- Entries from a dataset
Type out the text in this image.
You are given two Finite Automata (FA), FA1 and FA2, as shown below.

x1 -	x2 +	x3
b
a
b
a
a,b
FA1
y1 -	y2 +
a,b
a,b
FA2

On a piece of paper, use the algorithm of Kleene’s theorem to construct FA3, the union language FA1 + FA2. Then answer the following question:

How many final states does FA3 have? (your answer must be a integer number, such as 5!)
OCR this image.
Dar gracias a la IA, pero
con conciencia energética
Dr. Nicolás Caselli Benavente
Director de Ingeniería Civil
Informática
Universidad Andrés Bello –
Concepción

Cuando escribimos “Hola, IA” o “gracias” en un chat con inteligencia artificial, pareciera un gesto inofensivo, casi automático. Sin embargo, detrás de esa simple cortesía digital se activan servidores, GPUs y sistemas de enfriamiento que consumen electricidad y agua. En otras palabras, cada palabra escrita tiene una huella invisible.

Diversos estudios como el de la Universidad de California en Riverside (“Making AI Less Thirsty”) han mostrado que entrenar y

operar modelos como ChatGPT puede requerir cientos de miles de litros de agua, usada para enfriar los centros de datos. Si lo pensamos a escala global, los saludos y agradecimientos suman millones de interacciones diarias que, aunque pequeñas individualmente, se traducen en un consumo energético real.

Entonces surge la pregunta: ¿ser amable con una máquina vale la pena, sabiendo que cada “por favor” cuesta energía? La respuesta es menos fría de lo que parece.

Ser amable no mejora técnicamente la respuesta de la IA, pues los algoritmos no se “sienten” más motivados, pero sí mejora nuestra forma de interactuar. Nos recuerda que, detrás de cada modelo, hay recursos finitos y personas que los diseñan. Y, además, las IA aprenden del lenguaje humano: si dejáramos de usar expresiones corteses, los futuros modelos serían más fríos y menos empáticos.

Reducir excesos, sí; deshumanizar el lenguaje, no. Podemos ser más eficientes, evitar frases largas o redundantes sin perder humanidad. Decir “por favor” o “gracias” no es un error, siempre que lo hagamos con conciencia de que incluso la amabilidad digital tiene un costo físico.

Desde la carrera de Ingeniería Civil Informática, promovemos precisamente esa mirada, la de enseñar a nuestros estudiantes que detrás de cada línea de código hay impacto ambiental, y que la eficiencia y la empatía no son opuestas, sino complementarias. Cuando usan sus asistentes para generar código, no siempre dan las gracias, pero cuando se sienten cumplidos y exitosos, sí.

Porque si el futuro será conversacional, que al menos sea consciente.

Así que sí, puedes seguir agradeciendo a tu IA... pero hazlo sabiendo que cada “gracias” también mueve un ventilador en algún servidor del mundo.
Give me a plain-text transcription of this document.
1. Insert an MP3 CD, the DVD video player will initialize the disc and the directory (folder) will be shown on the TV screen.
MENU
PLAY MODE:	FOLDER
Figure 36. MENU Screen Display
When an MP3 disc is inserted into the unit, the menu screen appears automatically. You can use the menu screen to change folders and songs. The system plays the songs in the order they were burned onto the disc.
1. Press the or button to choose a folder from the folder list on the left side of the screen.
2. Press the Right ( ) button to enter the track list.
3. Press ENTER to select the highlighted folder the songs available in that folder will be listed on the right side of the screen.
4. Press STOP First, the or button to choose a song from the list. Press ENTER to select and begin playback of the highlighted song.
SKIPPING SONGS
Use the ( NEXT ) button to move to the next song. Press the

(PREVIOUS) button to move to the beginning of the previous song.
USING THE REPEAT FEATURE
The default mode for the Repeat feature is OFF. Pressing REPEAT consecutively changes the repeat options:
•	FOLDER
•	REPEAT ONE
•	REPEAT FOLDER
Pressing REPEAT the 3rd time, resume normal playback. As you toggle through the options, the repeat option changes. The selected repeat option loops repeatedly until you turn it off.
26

- Problem to work on
Copy the material above back out, exactly as written.

- Written solution
Type out the text in this image.
You are given two Finite Automata (FA), FA1 and FA2, as shown below.

x1 -	x2 +	x3
b
a
b
a
a,b
FA1
y1 -	y2 +
a,b
a,b
FA2

On a piece of paper, use the algorithm of Kleene’s theorem to construct FA3, the union language FA1 + FA2. Then answer the following question:

How many final states does FA3 have? (your answer must be a integer number, such as 5!)
OCR this image.
Dar gracias a la IA, pero
con conciencia energética
Dr. Nicolás Caselli Benavente
Director de Ingeniería Civil
Informática
Universidad Andrés Bello –
Concepción

Cuando escribimos “Hola, IA” o “gracias” en un chat con inteligencia artificial, pareciera un gesto inofensivo, casi automático. Sin embargo, detrás de esa simple cortesía digital se activan servidores, GPUs y sistemas de enfriamiento que consumen electricidad y agua. En otras palabras, cada palabra escrita tiene una huella invisible.

Diversos estudios como el de la Universidad de California en Riverside (“Making AI Less Thirsty”) han mostrado que entrenar y

operar modelos como ChatGPT puede requerir cientos de miles de litros de agua, usada para enfriar los centros de datos. Si lo pensamos a escala global, los saludos y agradecimientos suman millones de interacciones diarias que, aunque pequeñas individualmente, se traducen en un consumo energético real.

Entonces surge la pregunta: ¿ser amable con una máquina vale la pena, sabiendo que cada “por favor” cuesta energía? La respuesta es menos fría de lo que parece.

Ser amable no mejora técnicamente la respuesta de la IA, pues los algoritmos no se “sienten” más motivados, pero sí mejora nuestra forma de interactuar. Nos recuerda que, detrás de cada modelo, hay recursos finitos y personas que los diseñan. Y, además, las IA aprenden del lenguaje humano: si dejáramos de usar expresiones corteses, los futuros modelos serían más fríos y menos empáticos.

Reducir excesos, sí; deshumanizar el lenguaje, no. Podemos ser más eficientes, evitar frases largas o redundantes sin perder humanidad. Decir “por favor” o “gracias” no es un error, siempre que lo hagamos con conciencia de que incluso la amabilidad digital tiene un costo físico.

Desde la carrera de Ingeniería Civil Informática, promovemos precisamente esa mirada, la de enseñar a nuestros estudiantes que detrás de cada línea de código hay impacto ambiental, y que la eficiencia y la empatía no son opuestas, sino complementarias. Cuando usan sus asistentes para generar código, no siempre dan las gracias, pero cuando se sienten cumplidos y exitosos, sí.

Porque si el futuro será conversacional, que al menos sea consciente.

Así que sí, puedes seguir agradeciendo a tu IA... pero hazlo sabiendo que cada “gracias” también mueve un ventilador en algún servidor del mundo.
Give me a plain-text transcription of this document.
1. Insert an MP3 CD, the DVD video player will initialize the disc and the directory (folder) will be shown on the TV screen.
MENU
PLAY MODE:	FOLDER
Figure 36. MENU Screen Display
When an MP3 disc is inserted into the unit, the menu screen appears automatically. You can use the menu screen to change folders and songs. The system plays the songs in the order they were burned onto the disc.
1. Press the or button to choose a folder from the folder list on the left side of the screen.
2. Press the Right ( ) button to enter the track list.
3. Press ENTER to select the highlighted folder the songs available in that folder will be listed on the right side of the screen.
4. Press STOP First, the or button to choose a song from the list. Press ENTER to select and begin playback of the highlighted song.
SKIPPING SONGS
Use the ( NEXT ) button to move to the next song. Press the

(PREVIOUS) button to move to the beginning of the previous song.
USING THE REPEAT FEATURE
The default mode for the Repeat feature is OFF. Pressing REPEAT consecutively changes the repeat options:
•	FOLDER
•	REPEAT ONE
•	REPEAT FOLDER
Pressing REPEAT the 3rd time, resume normal playback. As you toggle through the options, the repeat option changes. The selected repeat option loops repeatedly until you turn it off.
26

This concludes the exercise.